_Input data:_
__________________________________________________

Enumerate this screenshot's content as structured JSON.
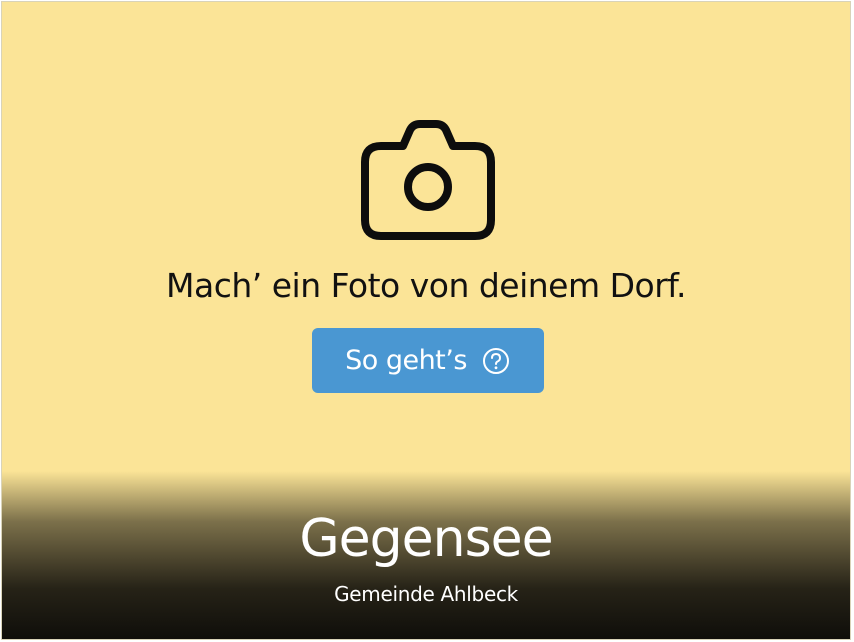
{
  "placeholder": {
    "icon": "camera-icon",
    "prompt": "Mach’ ein Foto von deinem Dorf.",
    "button_label": "So geht’s",
    "button_icon": "help-circle-icon",
    "button_color": "#4a97d2",
    "background_color": "#fbe497"
  },
  "location": {
    "village": "Gegensee",
    "municipality": "Gemeinde Ahlbeck"
  }
}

__________________________________________________

Repeat the material above verbatim. Leave the pictures behind.

_Problem solution:_
Enumerate this screenshot's content as structured JSON.
{
  "placeholder": {
    "icon": "camera-icon",
    "prompt": "Mach’ ein Foto von deinem Dorf.",
    "button_label": "So geht’s",
    "button_icon": "help-circle-icon",
    "button_color": "#4a97d2",
    "background_color": "#fbe497"
  },
  "location": {
    "village": "Gegensee",
    "municipality": "Gemeinde Ahlbeck"
  }
}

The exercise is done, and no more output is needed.